• [What to do]:
Below is a block of records. Copy every line in it that contains the word "this".

# # # #

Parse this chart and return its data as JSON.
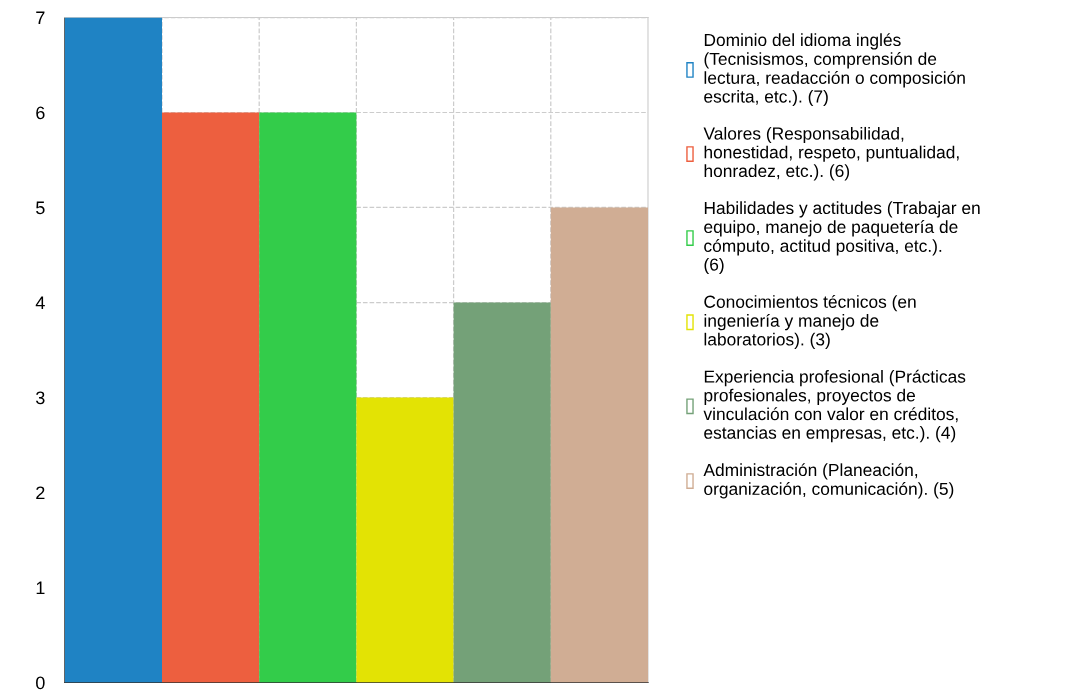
{
  "chart_data": {
    "type": "bar",
    "categories": [
      null,
      null,
      null,
      null,
      null,
      null
    ],
    "series": [
      {
        "name": "Dominio del idioma inglés (Tecnisismos, comprensión de lectura, readacción o composición escrita, etc.). (7)",
        "color": "#1f83c4",
        "values": [
          7,
          null,
          null,
          null,
          null,
          null
        ]
      },
      {
        "name": "Valores (Responsabilidad, honestidad, respeto, puntualidad, honradez, etc.). (6)",
        "color": "#ed5f3f",
        "values": [
          null,
          6,
          null,
          null,
          null,
          null
        ]
      },
      {
        "name": "Habilidades y actitudes (Trabajar en equipo, manejo de paquetería de cómputo, actitud positiva, etc.). (6)",
        "color": "#33cc4a",
        "values": [
          null,
          null,
          6,
          null,
          null,
          null
        ]
      },
      {
        "name": "Conocimientos técnicos (en ingeniería y manejo de laboratorios). (3)",
        "color": "#e3e304",
        "values": [
          null,
          null,
          null,
          3,
          null,
          null
        ]
      },
      {
        "name": "Experiencia profesional (Prácticas profesionales, proyectos de vinculación con valor en créditos, estancias en empresas, etc.). (4)",
        "color": "#74a178",
        "values": [
          null,
          null,
          null,
          null,
          4,
          null
        ]
      },
      {
        "name": "Administración (Planeación, organización, comunicación). (5)",
        "color": "#d0ad94",
        "values": [
          null,
          null,
          null,
          null,
          null,
          5
        ]
      }
    ],
    "ylim": [
      0,
      7
    ],
    "yticks": [
      0,
      1,
      2,
      3,
      4,
      5,
      6,
      7
    ],
    "grid": true,
    "legend": "right"
  }
}
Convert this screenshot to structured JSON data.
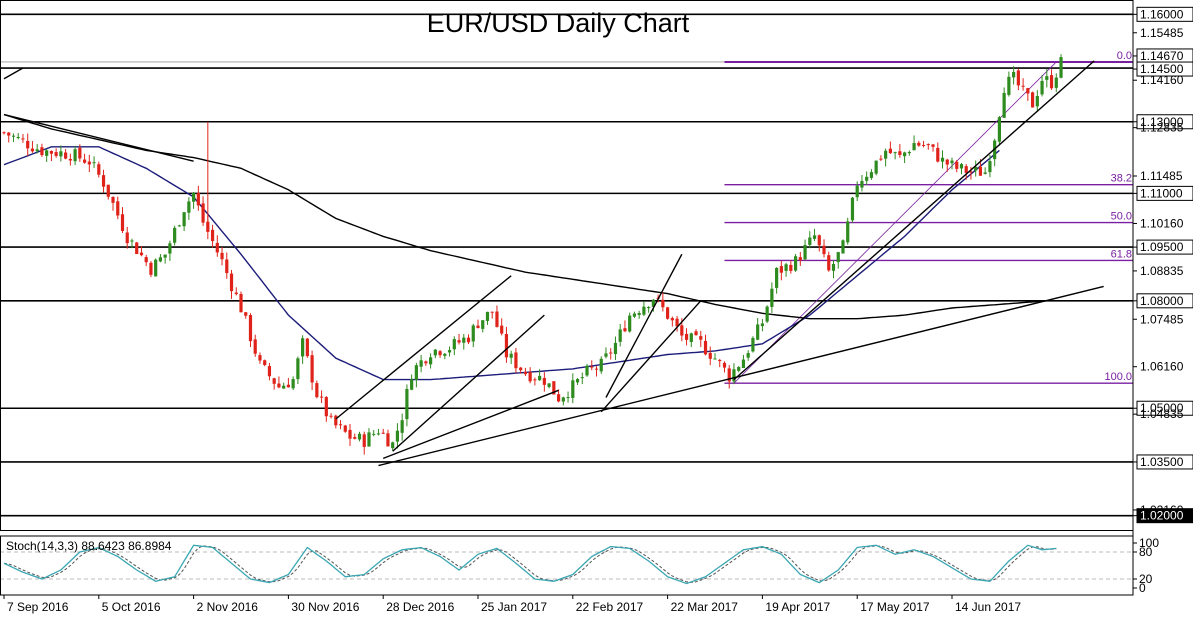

# # # #

• [Worked answer]:
Parse this chart and return its data as JSON.
Convert this screenshot to structured JSON data.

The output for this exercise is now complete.